- **Record set**:
+---+

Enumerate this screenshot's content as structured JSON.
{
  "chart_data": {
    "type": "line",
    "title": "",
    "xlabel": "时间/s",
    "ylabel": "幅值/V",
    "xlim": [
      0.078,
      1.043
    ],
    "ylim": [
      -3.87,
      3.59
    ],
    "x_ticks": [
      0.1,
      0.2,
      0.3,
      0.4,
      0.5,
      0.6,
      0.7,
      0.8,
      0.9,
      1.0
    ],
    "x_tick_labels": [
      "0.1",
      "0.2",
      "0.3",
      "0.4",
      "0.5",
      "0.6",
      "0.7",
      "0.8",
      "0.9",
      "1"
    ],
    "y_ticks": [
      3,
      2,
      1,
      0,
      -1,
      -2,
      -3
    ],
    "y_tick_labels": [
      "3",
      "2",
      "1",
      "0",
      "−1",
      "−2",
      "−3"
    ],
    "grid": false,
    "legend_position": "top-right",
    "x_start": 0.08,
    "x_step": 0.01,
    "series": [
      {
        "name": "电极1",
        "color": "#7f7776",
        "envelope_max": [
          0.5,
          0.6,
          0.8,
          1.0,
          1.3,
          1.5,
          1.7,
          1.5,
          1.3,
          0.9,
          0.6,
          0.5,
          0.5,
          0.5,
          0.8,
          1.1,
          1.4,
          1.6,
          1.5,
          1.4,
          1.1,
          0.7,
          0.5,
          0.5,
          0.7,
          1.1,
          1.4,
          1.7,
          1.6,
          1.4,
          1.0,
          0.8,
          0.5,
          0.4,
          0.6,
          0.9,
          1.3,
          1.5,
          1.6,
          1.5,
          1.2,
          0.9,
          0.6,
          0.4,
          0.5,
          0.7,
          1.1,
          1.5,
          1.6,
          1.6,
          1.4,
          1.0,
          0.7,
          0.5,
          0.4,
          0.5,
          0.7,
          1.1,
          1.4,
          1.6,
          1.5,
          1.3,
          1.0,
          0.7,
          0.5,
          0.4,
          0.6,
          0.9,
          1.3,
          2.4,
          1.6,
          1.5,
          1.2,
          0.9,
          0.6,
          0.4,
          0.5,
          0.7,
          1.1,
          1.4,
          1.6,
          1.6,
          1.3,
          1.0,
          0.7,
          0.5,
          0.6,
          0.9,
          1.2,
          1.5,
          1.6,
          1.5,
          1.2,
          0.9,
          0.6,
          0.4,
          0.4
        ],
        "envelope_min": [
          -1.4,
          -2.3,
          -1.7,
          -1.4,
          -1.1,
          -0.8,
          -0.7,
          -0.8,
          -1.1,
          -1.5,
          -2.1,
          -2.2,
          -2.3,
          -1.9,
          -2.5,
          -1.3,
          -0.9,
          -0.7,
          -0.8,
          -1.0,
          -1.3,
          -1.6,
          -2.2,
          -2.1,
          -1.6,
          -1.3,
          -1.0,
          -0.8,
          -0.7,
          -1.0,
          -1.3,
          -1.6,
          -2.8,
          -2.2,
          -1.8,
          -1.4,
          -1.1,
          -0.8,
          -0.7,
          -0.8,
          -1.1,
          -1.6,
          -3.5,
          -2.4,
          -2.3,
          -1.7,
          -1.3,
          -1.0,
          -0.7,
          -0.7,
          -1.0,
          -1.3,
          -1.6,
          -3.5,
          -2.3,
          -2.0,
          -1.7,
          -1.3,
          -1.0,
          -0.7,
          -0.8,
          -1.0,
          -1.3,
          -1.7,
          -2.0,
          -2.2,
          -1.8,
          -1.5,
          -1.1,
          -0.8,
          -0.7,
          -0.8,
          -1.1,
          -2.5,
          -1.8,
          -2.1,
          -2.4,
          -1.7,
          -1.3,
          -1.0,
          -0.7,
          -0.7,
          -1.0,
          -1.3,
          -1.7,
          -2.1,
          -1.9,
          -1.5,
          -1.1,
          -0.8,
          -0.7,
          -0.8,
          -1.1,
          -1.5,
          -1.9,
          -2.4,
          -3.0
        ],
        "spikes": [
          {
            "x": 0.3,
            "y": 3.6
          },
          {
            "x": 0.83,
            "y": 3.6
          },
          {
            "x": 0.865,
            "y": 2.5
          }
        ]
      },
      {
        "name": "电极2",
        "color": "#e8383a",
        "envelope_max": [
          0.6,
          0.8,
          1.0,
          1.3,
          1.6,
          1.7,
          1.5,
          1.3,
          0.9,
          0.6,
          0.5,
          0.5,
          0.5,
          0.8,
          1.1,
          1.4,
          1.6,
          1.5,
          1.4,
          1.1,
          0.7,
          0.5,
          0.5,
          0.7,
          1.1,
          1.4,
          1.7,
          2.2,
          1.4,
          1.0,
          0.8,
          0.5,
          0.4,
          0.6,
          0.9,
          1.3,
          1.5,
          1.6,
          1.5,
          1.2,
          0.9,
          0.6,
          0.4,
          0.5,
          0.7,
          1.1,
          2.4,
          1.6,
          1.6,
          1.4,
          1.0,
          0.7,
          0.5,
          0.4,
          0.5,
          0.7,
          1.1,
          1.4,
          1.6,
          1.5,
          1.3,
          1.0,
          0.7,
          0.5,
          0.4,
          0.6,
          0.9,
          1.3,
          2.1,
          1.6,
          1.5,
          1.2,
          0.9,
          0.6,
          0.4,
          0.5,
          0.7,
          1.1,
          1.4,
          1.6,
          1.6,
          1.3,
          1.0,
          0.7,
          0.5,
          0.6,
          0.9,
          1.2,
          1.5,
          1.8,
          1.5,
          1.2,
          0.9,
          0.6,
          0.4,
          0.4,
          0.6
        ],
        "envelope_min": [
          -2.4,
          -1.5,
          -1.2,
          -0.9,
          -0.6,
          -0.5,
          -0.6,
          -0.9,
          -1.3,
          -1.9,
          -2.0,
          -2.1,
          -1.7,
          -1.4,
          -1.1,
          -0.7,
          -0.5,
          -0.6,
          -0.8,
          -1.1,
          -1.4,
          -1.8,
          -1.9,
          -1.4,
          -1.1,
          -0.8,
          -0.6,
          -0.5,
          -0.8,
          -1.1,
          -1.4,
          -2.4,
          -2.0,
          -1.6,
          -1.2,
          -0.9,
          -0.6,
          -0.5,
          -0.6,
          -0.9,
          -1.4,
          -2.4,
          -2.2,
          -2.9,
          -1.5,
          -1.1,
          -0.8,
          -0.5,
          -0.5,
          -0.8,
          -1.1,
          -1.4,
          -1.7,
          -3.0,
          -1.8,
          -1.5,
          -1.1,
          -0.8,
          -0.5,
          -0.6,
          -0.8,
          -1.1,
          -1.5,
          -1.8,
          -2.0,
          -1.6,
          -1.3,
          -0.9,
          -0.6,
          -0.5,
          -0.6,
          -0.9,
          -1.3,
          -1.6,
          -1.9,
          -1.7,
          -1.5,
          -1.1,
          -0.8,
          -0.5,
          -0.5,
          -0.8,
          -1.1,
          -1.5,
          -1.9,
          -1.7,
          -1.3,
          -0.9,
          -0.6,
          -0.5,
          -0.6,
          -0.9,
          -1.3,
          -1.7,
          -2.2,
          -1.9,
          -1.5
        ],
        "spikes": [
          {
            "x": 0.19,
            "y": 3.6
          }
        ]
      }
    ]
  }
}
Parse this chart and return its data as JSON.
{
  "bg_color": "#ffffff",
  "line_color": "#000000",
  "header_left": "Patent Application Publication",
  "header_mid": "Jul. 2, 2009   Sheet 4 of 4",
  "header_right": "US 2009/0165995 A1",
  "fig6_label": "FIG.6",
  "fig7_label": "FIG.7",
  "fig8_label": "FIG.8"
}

+---+

- **Instructions to follow**:
Every line above should be printed again exactly as it stands.

- **Response below**:
Enumerate this screenshot's content as structured JSON.
{
  "chart_data": {
    "type": "line",
    "title": "",
    "xlabel": "时间/s",
    "ylabel": "幅值/V",
    "xlim": [
      0.078,
      1.043
    ],
    "ylim": [
      -3.87,
      3.59
    ],
    "x_ticks": [
      0.1,
      0.2,
      0.3,
      0.4,
      0.5,
      0.6,
      0.7,
      0.8,
      0.9,
      1.0
    ],
    "x_tick_labels": [
      "0.1",
      "0.2",
      "0.3",
      "0.4",
      "0.5",
      "0.6",
      "0.7",
      "0.8",
      "0.9",
      "1"
    ],
    "y_ticks": [
      3,
      2,
      1,
      0,
      -1,
      -2,
      -3
    ],
    "y_tick_labels": [
      "3",
      "2",
      "1",
      "0",
      "−1",
      "−2",
      "−3"
    ],
    "grid": false,
    "legend_position": "top-right",
    "x_start": 0.08,
    "x_step": 0.01,
    "series": [
      {
        "name": "电极1",
        "color": "#7f7776",
        "envelope_max": [
          0.5,
          0.6,
          0.8,
          1.0,
          1.3,
          1.5,
          1.7,
          1.5,
          1.3,
          0.9,
          0.6,
          0.5,
          0.5,
          0.5,
          0.8,
          1.1,
          1.4,
          1.6,
          1.5,
          1.4,
          1.1,
          0.7,
          0.5,
          0.5,
          0.7,
          1.1,
          1.4,
          1.7,
          1.6,
          1.4,
          1.0,
          0.8,
          0.5,
          0.4,
          0.6,
          0.9,
          1.3,
          1.5,
          1.6,
          1.5,
          1.2,
          0.9,
          0.6,
          0.4,
          0.5,
          0.7,
          1.1,
          1.5,
          1.6,
          1.6,
          1.4,
          1.0,
          0.7,
          0.5,
          0.4,
          0.5,
          0.7,
          1.1,
          1.4,
          1.6,
          1.5,
          1.3,
          1.0,
          0.7,
          0.5,
          0.4,
          0.6,
          0.9,
          1.3,
          2.4,
          1.6,
          1.5,
          1.2,
          0.9,
          0.6,
          0.4,
          0.5,
          0.7,
          1.1,
          1.4,
          1.6,
          1.6,
          1.3,
          1.0,
          0.7,
          0.5,
          0.6,
          0.9,
          1.2,
          1.5,
          1.6,
          1.5,
          1.2,
          0.9,
          0.6,
          0.4,
          0.4
        ],
        "envelope_min": [
          -1.4,
          -2.3,
          -1.7,
          -1.4,
          -1.1,
          -0.8,
          -0.7,
          -0.8,
          -1.1,
          -1.5,
          -2.1,
          -2.2,
          -2.3,
          -1.9,
          -2.5,
          -1.3,
          -0.9,
          -0.7,
          -0.8,
          -1.0,
          -1.3,
          -1.6,
          -2.2,
          -2.1,
          -1.6,
          -1.3,
          -1.0,
          -0.8,
          -0.7,
          -1.0,
          -1.3,
          -1.6,
          -2.8,
          -2.2,
          -1.8,
          -1.4,
          -1.1,
          -0.8,
          -0.7,
          -0.8,
          -1.1,
          -1.6,
          -3.5,
          -2.4,
          -2.3,
          -1.7,
          -1.3,
          -1.0,
          -0.7,
          -0.7,
          -1.0,
          -1.3,
          -1.6,
          -3.5,
          -2.3,
          -2.0,
          -1.7,
          -1.3,
          -1.0,
          -0.7,
          -0.8,
          -1.0,
          -1.3,
          -1.7,
          -2.0,
          -2.2,
          -1.8,
          -1.5,
          -1.1,
          -0.8,
          -0.7,
          -0.8,
          -1.1,
          -2.5,
          -1.8,
          -2.1,
          -2.4,
          -1.7,
          -1.3,
          -1.0,
          -0.7,
          -0.7,
          -1.0,
          -1.3,
          -1.7,
          -2.1,
          -1.9,
          -1.5,
          -1.1,
          -0.8,
          -0.7,
          -0.8,
          -1.1,
          -1.5,
          -1.9,
          -2.4,
          -3.0
        ],
        "spikes": [
          {
            "x": 0.3,
            "y": 3.6
          },
          {
            "x": 0.83,
            "y": 3.6
          },
          {
            "x": 0.865,
            "y": 2.5
          }
        ]
      },
      {
        "name": "电极2",
        "color": "#e8383a",
        "envelope_max": [
          0.6,
          0.8,
          1.0,
          1.3,
          1.6,
          1.7,
          1.5,
          1.3,
          0.9,
          0.6,
          0.5,
          0.5,
          0.5,
          0.8,
          1.1,
          1.4,
          1.6,
          1.5,
          1.4,
          1.1,
          0.7,
          0.5,
          0.5,
          0.7,
          1.1,
          1.4,
          1.7,
          2.2,
          1.4,
          1.0,
          0.8,
          0.5,
          0.4,
          0.6,
          0.9,
          1.3,
          1.5,
          1.6,
          1.5,
          1.2,
          0.9,
          0.6,
          0.4,
          0.5,
          0.7,
          1.1,
          2.4,
          1.6,
          1.6,
          1.4,
          1.0,
          0.7,
          0.5,
          0.4,
          0.5,
          0.7,
          1.1,
          1.4,
          1.6,
          1.5,
          1.3,
          1.0,
          0.7,
          0.5,
          0.4,
          0.6,
          0.9,
          1.3,
          2.1,
          1.6,
          1.5,
          1.2,
          0.9,
          0.6,
          0.4,
          0.5,
          0.7,
          1.1,
          1.4,
          1.6,
          1.6,
          1.3,
          1.0,
          0.7,
          0.5,
          0.6,
          0.9,
          1.2,
          1.5,
          1.8,
          1.5,
          1.2,
          0.9,
          0.6,
          0.4,
          0.4,
          0.6
        ],
        "envelope_min": [
          -2.4,
          -1.5,
          -1.2,
          -0.9,
          -0.6,
          -0.5,
          -0.6,
          -0.9,
          -1.3,
          -1.9,
          -2.0,
          -2.1,
          -1.7,
          -1.4,
          -1.1,
          -0.7,
          -0.5,
          -0.6,
          -0.8,
          -1.1,
          -1.4,
          -1.8,
          -1.9,
          -1.4,
          -1.1,
          -0.8,
          -0.6,
          -0.5,
          -0.8,
          -1.1,
          -1.4,
          -2.4,
          -2.0,
          -1.6,
          -1.2,
          -0.9,
          -0.6,
          -0.5,
          -0.6,
          -0.9,
          -1.4,
          -2.4,
          -2.2,
          -2.9,
          -1.5,
          -1.1,
          -0.8,
          -0.5,
          -0.5,
          -0.8,
          -1.1,
          -1.4,
          -1.7,
          -3.0,
          -1.8,
          -1.5,
          -1.1,
          -0.8,
          -0.5,
          -0.6,
          -0.8,
          -1.1,
          -1.5,
          -1.8,
          -2.0,
          -1.6,
          -1.3,
          -0.9,
          -0.6,
          -0.5,
          -0.6,
          -0.9,
          -1.3,
          -1.6,
          -1.9,
          -1.7,
          -1.5,
          -1.1,
          -0.8,
          -0.5,
          -0.5,
          -0.8,
          -1.1,
          -1.5,
          -1.9,
          -1.7,
          -1.3,
          -0.9,
          -0.6,
          -0.5,
          -0.6,
          -0.9,
          -1.3,
          -1.7,
          -2.2,
          -1.9,
          -1.5
        ],
        "spikes": [
          {
            "x": 0.19,
            "y": 3.6
          }
        ]
      }
    ]
  }
}
Parse this chart and return its data as JSON.
{
  "bg_color": "#ffffff",
  "line_color": "#000000",
  "header_left": "Patent Application Publication",
  "header_mid": "Jul. 2, 2009   Sheet 4 of 4",
  "header_right": "US 2009/0165995 A1",
  "fig6_label": "FIG.6",
  "fig7_label": "FIG.7",
  "fig8_label": "FIG.8"
}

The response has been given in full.